(Extracted records)
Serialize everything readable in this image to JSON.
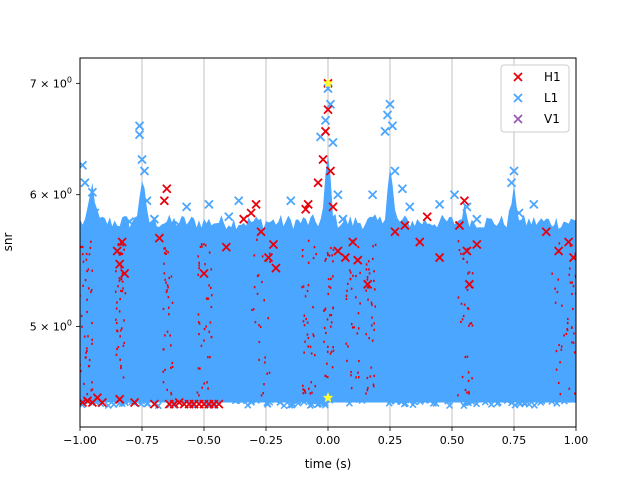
{
  "chart_data": {
    "type": "scatter",
    "title": "",
    "xlabel": "time (s)",
    "ylabel": "snr",
    "xlim": [
      -1.0,
      1.0
    ],
    "ylim": [
      4.35,
      7.25
    ],
    "yscale": "log",
    "grid": "vertical",
    "legend_position": "top-right",
    "x_ticks": [
      {
        "value": -1.0,
        "label": "−1.00"
      },
      {
        "value": -0.75,
        "label": "−0.75"
      },
      {
        "value": -0.5,
        "label": "−0.50"
      },
      {
        "value": -0.25,
        "label": "−0.25"
      },
      {
        "value": 0.0,
        "label": "0.00"
      },
      {
        "value": 0.25,
        "label": "0.25"
      },
      {
        "value": 0.5,
        "label": "0.50"
      },
      {
        "value": 0.75,
        "label": "0.75"
      },
      {
        "value": 1.0,
        "label": "1.00"
      }
    ],
    "y_ticks": [
      {
        "value": 5,
        "base": "5 × 10",
        "exp": "0"
      },
      {
        "value": 6,
        "base": "6 × 10",
        "exp": "0"
      },
      {
        "value": 7,
        "base": "7 × 10",
        "exp": "0"
      }
    ],
    "series": [
      {
        "name": "H1",
        "color": "#e8000b",
        "marker": "x",
        "points": [
          {
            "x": -0.99,
            "y": 4.5
          },
          {
            "x": -0.97,
            "y": 4.51
          },
          {
            "x": -0.95,
            "y": 4.5
          },
          {
            "x": -0.93,
            "y": 4.53
          },
          {
            "x": -0.91,
            "y": 4.5
          },
          {
            "x": -0.85,
            "y": 5.55
          },
          {
            "x": -0.84,
            "y": 5.45
          },
          {
            "x": -0.83,
            "y": 5.62
          },
          {
            "x": -0.82,
            "y": 5.38
          },
          {
            "x": -0.84,
            "y": 4.52
          },
          {
            "x": -0.78,
            "y": 4.5
          },
          {
            "x": -0.7,
            "y": 4.49
          },
          {
            "x": -0.68,
            "y": 5.65
          },
          {
            "x": -0.66,
            "y": 5.95
          },
          {
            "x": -0.65,
            "y": 6.05
          },
          {
            "x": -0.64,
            "y": 4.49
          },
          {
            "x": -0.62,
            "y": 4.49
          },
          {
            "x": -0.6,
            "y": 4.5
          },
          {
            "x": -0.58,
            "y": 4.49
          },
          {
            "x": -0.56,
            "y": 4.49
          },
          {
            "x": -0.54,
            "y": 4.49
          },
          {
            "x": -0.52,
            "y": 4.49
          },
          {
            "x": -0.5,
            "y": 4.49
          },
          {
            "x": -0.48,
            "y": 4.49
          },
          {
            "x": -0.46,
            "y": 4.49
          },
          {
            "x": -0.44,
            "y": 4.49
          },
          {
            "x": -0.5,
            "y": 5.38
          },
          {
            "x": -0.41,
            "y": 5.58
          },
          {
            "x": -0.34,
            "y": 5.8
          },
          {
            "x": -0.31,
            "y": 5.85
          },
          {
            "x": -0.29,
            "y": 5.92
          },
          {
            "x": -0.27,
            "y": 5.7
          },
          {
            "x": -0.24,
            "y": 5.5
          },
          {
            "x": -0.22,
            "y": 5.6
          },
          {
            "x": -0.21,
            "y": 5.42
          },
          {
            "x": -0.09,
            "y": 5.88
          },
          {
            "x": -0.08,
            "y": 5.92
          },
          {
            "x": -0.04,
            "y": 6.1
          },
          {
            "x": -0.02,
            "y": 6.3
          },
          {
            "x": -0.01,
            "y": 6.55
          },
          {
            "x": 0.0,
            "y": 7.0
          },
          {
            "x": 0.0,
            "y": 6.75
          },
          {
            "x": 0.01,
            "y": 6.2
          },
          {
            "x": 0.02,
            "y": 5.9
          },
          {
            "x": 0.04,
            "y": 5.55
          },
          {
            "x": 0.07,
            "y": 5.5
          },
          {
            "x": 0.1,
            "y": 5.62
          },
          {
            "x": 0.12,
            "y": 5.48
          },
          {
            "x": 0.16,
            "y": 5.3
          },
          {
            "x": 0.27,
            "y": 5.7
          },
          {
            "x": 0.31,
            "y": 5.75
          },
          {
            "x": 0.37,
            "y": 5.62
          },
          {
            "x": 0.4,
            "y": 5.82
          },
          {
            "x": 0.45,
            "y": 5.5
          },
          {
            "x": 0.53,
            "y": 5.75
          },
          {
            "x": 0.55,
            "y": 5.95
          },
          {
            "x": 0.56,
            "y": 5.55
          },
          {
            "x": 0.57,
            "y": 5.3
          },
          {
            "x": 0.6,
            "y": 5.6
          },
          {
            "x": 0.88,
            "y": 5.7
          },
          {
            "x": 0.93,
            "y": 5.55
          },
          {
            "x": 0.97,
            "y": 5.62
          },
          {
            "x": 0.99,
            "y": 5.5
          }
        ]
      },
      {
        "name": "L1",
        "color": "#4aa6ff",
        "marker": "x",
        "points": [
          {
            "x": -0.99,
            "y": 6.25
          },
          {
            "x": -0.98,
            "y": 6.1
          },
          {
            "x": -0.95,
            "y": 6.02
          },
          {
            "x": -0.94,
            "y": 5.85
          },
          {
            "x": -0.88,
            "y": 5.7
          },
          {
            "x": -0.8,
            "y": 5.78
          },
          {
            "x": -0.76,
            "y": 6.52
          },
          {
            "x": -0.76,
            "y": 6.6
          },
          {
            "x": -0.75,
            "y": 6.3
          },
          {
            "x": -0.74,
            "y": 6.2
          },
          {
            "x": -0.73,
            "y": 5.95
          },
          {
            "x": -0.7,
            "y": 5.8
          },
          {
            "x": -0.6,
            "y": 5.75
          },
          {
            "x": -0.57,
            "y": 5.9
          },
          {
            "x": -0.48,
            "y": 5.92
          },
          {
            "x": -0.4,
            "y": 5.82
          },
          {
            "x": -0.36,
            "y": 5.95
          },
          {
            "x": -0.15,
            "y": 5.95
          },
          {
            "x": -0.03,
            "y": 6.5
          },
          {
            "x": -0.01,
            "y": 6.65
          },
          {
            "x": 0.0,
            "y": 6.95
          },
          {
            "x": 0.01,
            "y": 6.8
          },
          {
            "x": 0.02,
            "y": 6.45
          },
          {
            "x": 0.04,
            "y": 6.0
          },
          {
            "x": 0.06,
            "y": 5.8
          },
          {
            "x": 0.18,
            "y": 6.0
          },
          {
            "x": 0.23,
            "y": 6.55
          },
          {
            "x": 0.24,
            "y": 6.7
          },
          {
            "x": 0.25,
            "y": 6.8
          },
          {
            "x": 0.26,
            "y": 6.6
          },
          {
            "x": 0.27,
            "y": 6.2
          },
          {
            "x": 0.3,
            "y": 6.05
          },
          {
            "x": 0.33,
            "y": 5.9
          },
          {
            "x": 0.45,
            "y": 5.92
          },
          {
            "x": 0.51,
            "y": 6.0
          },
          {
            "x": 0.56,
            "y": 5.9
          },
          {
            "x": 0.6,
            "y": 5.8
          },
          {
            "x": 0.74,
            "y": 6.1
          },
          {
            "x": 0.75,
            "y": 6.2
          },
          {
            "x": 0.77,
            "y": 5.85
          },
          {
            "x": 0.83,
            "y": 5.92
          },
          {
            "x": 0.9,
            "y": 5.72
          }
        ]
      },
      {
        "name": "V1",
        "color": "#9b59b6",
        "marker": "x",
        "points": []
      }
    ],
    "highlights": [
      {
        "x": 0.0,
        "y": 7.0,
        "color": "#ffff33",
        "marker": "star"
      },
      {
        "x": 0.0,
        "y": 4.53,
        "color": "#ffff33",
        "marker": "star"
      }
    ]
  }
}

> _Goal_: With the pictures omitted, reproduce the records in full and exactly.

> _Written answer_:
Serialize everything readable in this image to JSON.
{
  "chart_data": {
    "type": "scatter",
    "title": "",
    "xlabel": "time (s)",
    "ylabel": "snr",
    "xlim": [
      -1.0,
      1.0
    ],
    "ylim": [
      4.35,
      7.25
    ],
    "yscale": "log",
    "grid": "vertical",
    "legend_position": "top-right",
    "x_ticks": [
      {
        "value": -1.0,
        "label": "−1.00"
      },
      {
        "value": -0.75,
        "label": "−0.75"
      },
      {
        "value": -0.5,
        "label": "−0.50"
      },
      {
        "value": -0.25,
        "label": "−0.25"
      },
      {
        "value": 0.0,
        "label": "0.00"
      },
      {
        "value": 0.25,
        "label": "0.25"
      },
      {
        "value": 0.5,
        "label": "0.50"
      },
      {
        "value": 0.75,
        "label": "0.75"
      },
      {
        "value": 1.0,
        "label": "1.00"
      }
    ],
    "y_ticks": [
      {
        "value": 5,
        "base": "5 × 10",
        "exp": "0"
      },
      {
        "value": 6,
        "base": "6 × 10",
        "exp": "0"
      },
      {
        "value": 7,
        "base": "7 × 10",
        "exp": "0"
      }
    ],
    "series": [
      {
        "name": "H1",
        "color": "#e8000b",
        "marker": "x",
        "points": [
          {
            "x": -0.99,
            "y": 4.5
          },
          {
            "x": -0.97,
            "y": 4.51
          },
          {
            "x": -0.95,
            "y": 4.5
          },
          {
            "x": -0.93,
            "y": 4.53
          },
          {
            "x": -0.91,
            "y": 4.5
          },
          {
            "x": -0.85,
            "y": 5.55
          },
          {
            "x": -0.84,
            "y": 5.45
          },
          {
            "x": -0.83,
            "y": 5.62
          },
          {
            "x": -0.82,
            "y": 5.38
          },
          {
            "x": -0.84,
            "y": 4.52
          },
          {
            "x": -0.78,
            "y": 4.5
          },
          {
            "x": -0.7,
            "y": 4.49
          },
          {
            "x": -0.68,
            "y": 5.65
          },
          {
            "x": -0.66,
            "y": 5.95
          },
          {
            "x": -0.65,
            "y": 6.05
          },
          {
            "x": -0.64,
            "y": 4.49
          },
          {
            "x": -0.62,
            "y": 4.49
          },
          {
            "x": -0.6,
            "y": 4.5
          },
          {
            "x": -0.58,
            "y": 4.49
          },
          {
            "x": -0.56,
            "y": 4.49
          },
          {
            "x": -0.54,
            "y": 4.49
          },
          {
            "x": -0.52,
            "y": 4.49
          },
          {
            "x": -0.5,
            "y": 4.49
          },
          {
            "x": -0.48,
            "y": 4.49
          },
          {
            "x": -0.46,
            "y": 4.49
          },
          {
            "x": -0.44,
            "y": 4.49
          },
          {
            "x": -0.5,
            "y": 5.38
          },
          {
            "x": -0.41,
            "y": 5.58
          },
          {
            "x": -0.34,
            "y": 5.8
          },
          {
            "x": -0.31,
            "y": 5.85
          },
          {
            "x": -0.29,
            "y": 5.92
          },
          {
            "x": -0.27,
            "y": 5.7
          },
          {
            "x": -0.24,
            "y": 5.5
          },
          {
            "x": -0.22,
            "y": 5.6
          },
          {
            "x": -0.21,
            "y": 5.42
          },
          {
            "x": -0.09,
            "y": 5.88
          },
          {
            "x": -0.08,
            "y": 5.92
          },
          {
            "x": -0.04,
            "y": 6.1
          },
          {
            "x": -0.02,
            "y": 6.3
          },
          {
            "x": -0.01,
            "y": 6.55
          },
          {
            "x": 0.0,
            "y": 7.0
          },
          {
            "x": 0.0,
            "y": 6.75
          },
          {
            "x": 0.01,
            "y": 6.2
          },
          {
            "x": 0.02,
            "y": 5.9
          },
          {
            "x": 0.04,
            "y": 5.55
          },
          {
            "x": 0.07,
            "y": 5.5
          },
          {
            "x": 0.1,
            "y": 5.62
          },
          {
            "x": 0.12,
            "y": 5.48
          },
          {
            "x": 0.16,
            "y": 5.3
          },
          {
            "x": 0.27,
            "y": 5.7
          },
          {
            "x": 0.31,
            "y": 5.75
          },
          {
            "x": 0.37,
            "y": 5.62
          },
          {
            "x": 0.4,
            "y": 5.82
          },
          {
            "x": 0.45,
            "y": 5.5
          },
          {
            "x": 0.53,
            "y": 5.75
          },
          {
            "x": 0.55,
            "y": 5.95
          },
          {
            "x": 0.56,
            "y": 5.55
          },
          {
            "x": 0.57,
            "y": 5.3
          },
          {
            "x": 0.6,
            "y": 5.6
          },
          {
            "x": 0.88,
            "y": 5.7
          },
          {
            "x": 0.93,
            "y": 5.55
          },
          {
            "x": 0.97,
            "y": 5.62
          },
          {
            "x": 0.99,
            "y": 5.5
          }
        ]
      },
      {
        "name": "L1",
        "color": "#4aa6ff",
        "marker": "x",
        "points": [
          {
            "x": -0.99,
            "y": 6.25
          },
          {
            "x": -0.98,
            "y": 6.1
          },
          {
            "x": -0.95,
            "y": 6.02
          },
          {
            "x": -0.94,
            "y": 5.85
          },
          {
            "x": -0.88,
            "y": 5.7
          },
          {
            "x": -0.8,
            "y": 5.78
          },
          {
            "x": -0.76,
            "y": 6.52
          },
          {
            "x": -0.76,
            "y": 6.6
          },
          {
            "x": -0.75,
            "y": 6.3
          },
          {
            "x": -0.74,
            "y": 6.2
          },
          {
            "x": -0.73,
            "y": 5.95
          },
          {
            "x": -0.7,
            "y": 5.8
          },
          {
            "x": -0.6,
            "y": 5.75
          },
          {
            "x": -0.57,
            "y": 5.9
          },
          {
            "x": -0.48,
            "y": 5.92
          },
          {
            "x": -0.4,
            "y": 5.82
          },
          {
            "x": -0.36,
            "y": 5.95
          },
          {
            "x": -0.15,
            "y": 5.95
          },
          {
            "x": -0.03,
            "y": 6.5
          },
          {
            "x": -0.01,
            "y": 6.65
          },
          {
            "x": 0.0,
            "y": 6.95
          },
          {
            "x": 0.01,
            "y": 6.8
          },
          {
            "x": 0.02,
            "y": 6.45
          },
          {
            "x": 0.04,
            "y": 6.0
          },
          {
            "x": 0.06,
            "y": 5.8
          },
          {
            "x": 0.18,
            "y": 6.0
          },
          {
            "x": 0.23,
            "y": 6.55
          },
          {
            "x": 0.24,
            "y": 6.7
          },
          {
            "x": 0.25,
            "y": 6.8
          },
          {
            "x": 0.26,
            "y": 6.6
          },
          {
            "x": 0.27,
            "y": 6.2
          },
          {
            "x": 0.3,
            "y": 6.05
          },
          {
            "x": 0.33,
            "y": 5.9
          },
          {
            "x": 0.45,
            "y": 5.92
          },
          {
            "x": 0.51,
            "y": 6.0
          },
          {
            "x": 0.56,
            "y": 5.9
          },
          {
            "x": 0.6,
            "y": 5.8
          },
          {
            "x": 0.74,
            "y": 6.1
          },
          {
            "x": 0.75,
            "y": 6.2
          },
          {
            "x": 0.77,
            "y": 5.85
          },
          {
            "x": 0.83,
            "y": 5.92
          },
          {
            "x": 0.9,
            "y": 5.72
          }
        ]
      },
      {
        "name": "V1",
        "color": "#9b59b6",
        "marker": "x",
        "points": []
      }
    ],
    "highlights": [
      {
        "x": 0.0,
        "y": 7.0,
        "color": "#ffff33",
        "marker": "star"
      },
      {
        "x": 0.0,
        "y": 4.53,
        "color": "#ffff33",
        "marker": "star"
      }
    ]
  }
}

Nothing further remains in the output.